DIRECTIONS FOR THIS TASK — Using the data below, gather each line that includes the word "median".

— Start —

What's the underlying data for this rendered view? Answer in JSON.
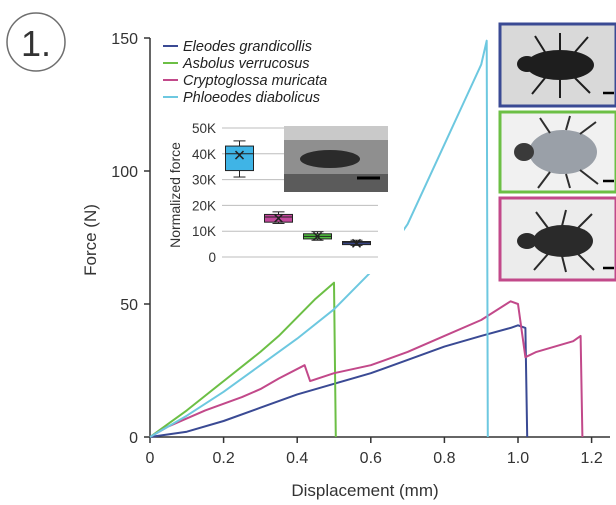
{
  "panel_label": "1.",
  "chart_data": [
    {
      "type": "line",
      "xlabel": "Displacement (mm)",
      "ylabel": "Force (N)",
      "xlim": [
        0,
        1.25
      ],
      "ylim": [
        0,
        150
      ],
      "xticks": [
        0,
        0.2,
        0.4,
        0.6,
        0.8,
        1.0,
        1.2
      ],
      "xtick_labels": [
        "0",
        "0.2",
        "0.4",
        "0.6",
        "0.8",
        "1.0",
        "1.2"
      ],
      "yticks": [
        0,
        50,
        100,
        150
      ],
      "ytick_labels": [
        "0",
        "50",
        "100",
        "150"
      ],
      "grid": false,
      "legend_position": "top-left",
      "series": [
        {
          "name": "Eleodes grandicollis",
          "color": "#3a4a94",
          "points": [
            [
              0,
              0
            ],
            [
              0.1,
              2
            ],
            [
              0.2,
              6
            ],
            [
              0.3,
              11
            ],
            [
              0.4,
              16
            ],
            [
              0.5,
              20
            ],
            [
              0.6,
              24
            ],
            [
              0.7,
              29
            ],
            [
              0.8,
              34
            ],
            [
              0.9,
              38
            ],
            [
              0.98,
              41
            ],
            [
              1.0,
              42
            ],
            [
              1.02,
              41
            ],
            [
              1.025,
              0
            ]
          ]
        },
        {
          "name": "Asbolus verrucosus",
          "color": "#6cbf45",
          "points": [
            [
              0,
              0
            ],
            [
              0.05,
              5
            ],
            [
              0.1,
              10
            ],
            [
              0.2,
              21
            ],
            [
              0.3,
              32
            ],
            [
              0.35,
              38
            ],
            [
              0.4,
              45
            ],
            [
              0.45,
              52
            ],
            [
              0.5,
              58
            ],
            [
              0.505,
              0
            ]
          ]
        },
        {
          "name": "Cryptoglossa muricata",
          "color": "#c2498a",
          "points": [
            [
              0,
              0
            ],
            [
              0.05,
              4
            ],
            [
              0.15,
              10
            ],
            [
              0.25,
              15
            ],
            [
              0.3,
              18
            ],
            [
              0.35,
              22
            ],
            [
              0.42,
              27
            ],
            [
              0.435,
              21
            ],
            [
              0.5,
              24
            ],
            [
              0.6,
              27
            ],
            [
              0.7,
              32
            ],
            [
              0.8,
              38
            ],
            [
              0.9,
              44
            ],
            [
              0.98,
              51
            ],
            [
              1.0,
              50
            ],
            [
              1.02,
              30
            ],
            [
              1.05,
              32
            ],
            [
              1.1,
              34
            ],
            [
              1.15,
              36
            ],
            [
              1.17,
              38
            ],
            [
              1.175,
              0
            ]
          ]
        },
        {
          "name": "Phloeodes diabolicus",
          "color": "#6dc8e0",
          "points": [
            [
              0,
              0
            ],
            [
              0.05,
              4
            ],
            [
              0.1,
              8
            ],
            [
              0.2,
              17
            ],
            [
              0.3,
              27
            ],
            [
              0.4,
              37
            ],
            [
              0.5,
              48
            ],
            [
              0.6,
              62
            ],
            [
              0.65,
              70
            ],
            [
              0.7,
              80
            ],
            [
              0.75,
              95
            ],
            [
              0.8,
              110
            ],
            [
              0.85,
              125
            ],
            [
              0.9,
              140
            ],
            [
              0.915,
              149
            ],
            [
              0.918,
              0
            ]
          ]
        }
      ]
    },
    {
      "type": "box",
      "ylabel": "Normalized force",
      "ylim": [
        0,
        50000
      ],
      "yticks": [
        0,
        10000,
        20000,
        30000,
        40000,
        50000
      ],
      "ytick_labels": [
        "0",
        "10K",
        "20K",
        "30K",
        "40K",
        "50K"
      ],
      "grid": true,
      "boxes": [
        {
          "series": "Phloeodes diabolicus",
          "color": "#3fb4e6",
          "min": 31000,
          "q1": 33500,
          "median": 40000,
          "mean": 39500,
          "q3": 43000,
          "max": 45000
        },
        {
          "series": "Cryptoglossa muricata",
          "color": "#c2499c",
          "min": 13000,
          "q1": 13500,
          "median": 15500,
          "mean": 15000,
          "q3": 16500,
          "max": 17500
        },
        {
          "series": "Asbolus verrucosus",
          "color": "#4fbf3f",
          "min": 6500,
          "q1": 7000,
          "median": 8000,
          "mean": 8000,
          "q3": 9000,
          "max": 9800
        },
        {
          "series": "Eleodes grandicollis",
          "color": "#3e4fa2",
          "min": 4500,
          "q1": 4800,
          "median": 5500,
          "mean": 5300,
          "q3": 6000,
          "max": 6500
        }
      ]
    }
  ],
  "beetle_photos": [
    {
      "series": "Eleodes grandicollis",
      "frame_color": "#3a4a94"
    },
    {
      "series": "Asbolus verrucosus",
      "frame_color": "#6cbf45"
    },
    {
      "series": "Cryptoglossa muricata",
      "frame_color": "#c2498a"
    }
  ]
}
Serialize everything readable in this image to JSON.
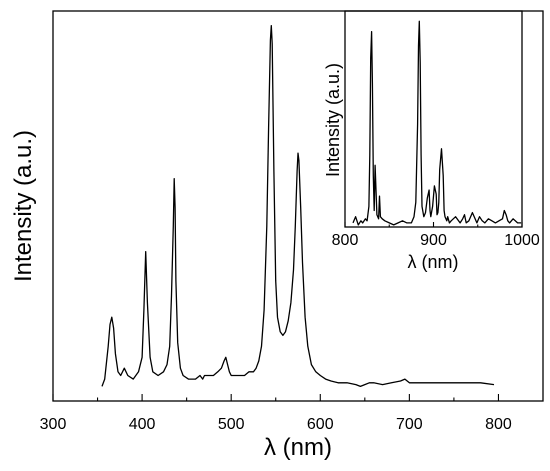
{
  "chart_data": [
    {
      "type": "line",
      "xlabel": "λ (nm)",
      "ylabel": "Intensity (a.u.)",
      "xlim": [
        300,
        850
      ],
      "ylim": [
        -0.03,
        1.04
      ],
      "xticks": [
        300,
        400,
        500,
        600,
        700,
        800
      ],
      "yticks_shown": false,
      "grid": false,
      "series": [
        {
          "x": [
            355,
            358,
            362,
            364,
            366,
            368,
            370,
            373,
            376,
            380,
            384,
            390,
            396,
            400,
            402,
            404,
            406,
            409,
            412,
            418,
            424,
            428,
            431,
            433,
            435,
            436,
            437,
            438,
            440,
            443,
            446,
            452,
            460,
            465,
            468,
            470,
            475,
            480,
            485,
            489,
            492,
            494,
            496,
            498,
            500,
            505,
            510,
            515,
            520,
            525,
            528,
            531,
            534,
            537,
            540,
            542,
            544,
            545,
            546,
            548,
            550,
            552,
            555,
            558,
            561,
            564,
            567,
            570,
            572,
            574,
            575,
            576,
            578,
            580,
            583,
            586,
            590,
            595,
            600,
            606,
            612,
            620,
            630,
            640,
            645,
            650,
            655,
            660,
            670,
            680,
            690,
            695,
            700,
            710,
            720,
            740,
            760,
            780,
            795
          ],
          "y": [
            0.01,
            0.03,
            0.12,
            0.18,
            0.2,
            0.17,
            0.1,
            0.05,
            0.04,
            0.06,
            0.04,
            0.03,
            0.05,
            0.09,
            0.22,
            0.38,
            0.24,
            0.09,
            0.05,
            0.04,
            0.05,
            0.07,
            0.12,
            0.26,
            0.45,
            0.58,
            0.5,
            0.3,
            0.13,
            0.06,
            0.04,
            0.03,
            0.03,
            0.04,
            0.03,
            0.04,
            0.04,
            0.04,
            0.05,
            0.06,
            0.08,
            0.09,
            0.07,
            0.05,
            0.04,
            0.04,
            0.04,
            0.04,
            0.05,
            0.05,
            0.06,
            0.08,
            0.12,
            0.22,
            0.45,
            0.72,
            0.96,
            1.0,
            0.95,
            0.6,
            0.3,
            0.2,
            0.16,
            0.15,
            0.16,
            0.19,
            0.24,
            0.33,
            0.45,
            0.6,
            0.65,
            0.63,
            0.5,
            0.35,
            0.2,
            0.12,
            0.07,
            0.05,
            0.04,
            0.03,
            0.025,
            0.02,
            0.02,
            0.015,
            0.01,
            0.015,
            0.02,
            0.02,
            0.015,
            0.02,
            0.025,
            0.03,
            0.02,
            0.02,
            0.02,
            0.02,
            0.02,
            0.02,
            0.015
          ]
        }
      ]
    },
    {
      "type": "line",
      "xlabel": "λ (nm)",
      "ylabel": "Intensity (a.u.)",
      "xlim": [
        800,
        1000
      ],
      "ylim": [
        0,
        1.05
      ],
      "xticks": [
        800,
        900,
        1000
      ],
      "yticks_shown": false,
      "grid": false,
      "series": [
        {
          "x": [
            809,
            812,
            815,
            818,
            820,
            823,
            825,
            827,
            828,
            829,
            830,
            831,
            832,
            833,
            834,
            835,
            836,
            838,
            839,
            840,
            842,
            845,
            850,
            855,
            860,
            865,
            870,
            875,
            878,
            880,
            882,
            883,
            884,
            885,
            886,
            887,
            889,
            891,
            893,
            895,
            896,
            897,
            899,
            901,
            903,
            904,
            905,
            906,
            907,
            909,
            911,
            912,
            913,
            914,
            915,
            916,
            918,
            920,
            925,
            930,
            933,
            935,
            937,
            940,
            944,
            947,
            949,
            952,
            955,
            958,
            962,
            966,
            970,
            974,
            978,
            980,
            982,
            984,
            986,
            990,
            995,
            999
          ],
          "y": [
            0.02,
            0.05,
            0.01,
            0.03,
            0.02,
            0.04,
            0.03,
            0.1,
            0.35,
            0.82,
            0.95,
            0.7,
            0.25,
            0.08,
            0.3,
            0.18,
            0.06,
            0.04,
            0.15,
            0.05,
            0.04,
            0.03,
            0.02,
            0.01,
            0.02,
            0.03,
            0.02,
            0.02,
            0.05,
            0.12,
            0.5,
            0.88,
            1.0,
            0.8,
            0.35,
            0.1,
            0.05,
            0.07,
            0.14,
            0.18,
            0.08,
            0.05,
            0.1,
            0.2,
            0.16,
            0.06,
            0.07,
            0.12,
            0.28,
            0.38,
            0.25,
            0.08,
            0.05,
            0.04,
            0.03,
            0.05,
            0.02,
            0.03,
            0.05,
            0.02,
            0.04,
            0.06,
            0.02,
            0.03,
            0.07,
            0.04,
            0.02,
            0.05,
            0.03,
            0.02,
            0.04,
            0.03,
            0.02,
            0.03,
            0.04,
            0.08,
            0.06,
            0.03,
            0.02,
            0.04,
            0.02,
            0.02
          ]
        }
      ]
    }
  ]
}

— End —

THE RESPONSE —
          "median": 40000,
          "median": 15500,
          "median": 8000,
          "median": 5500,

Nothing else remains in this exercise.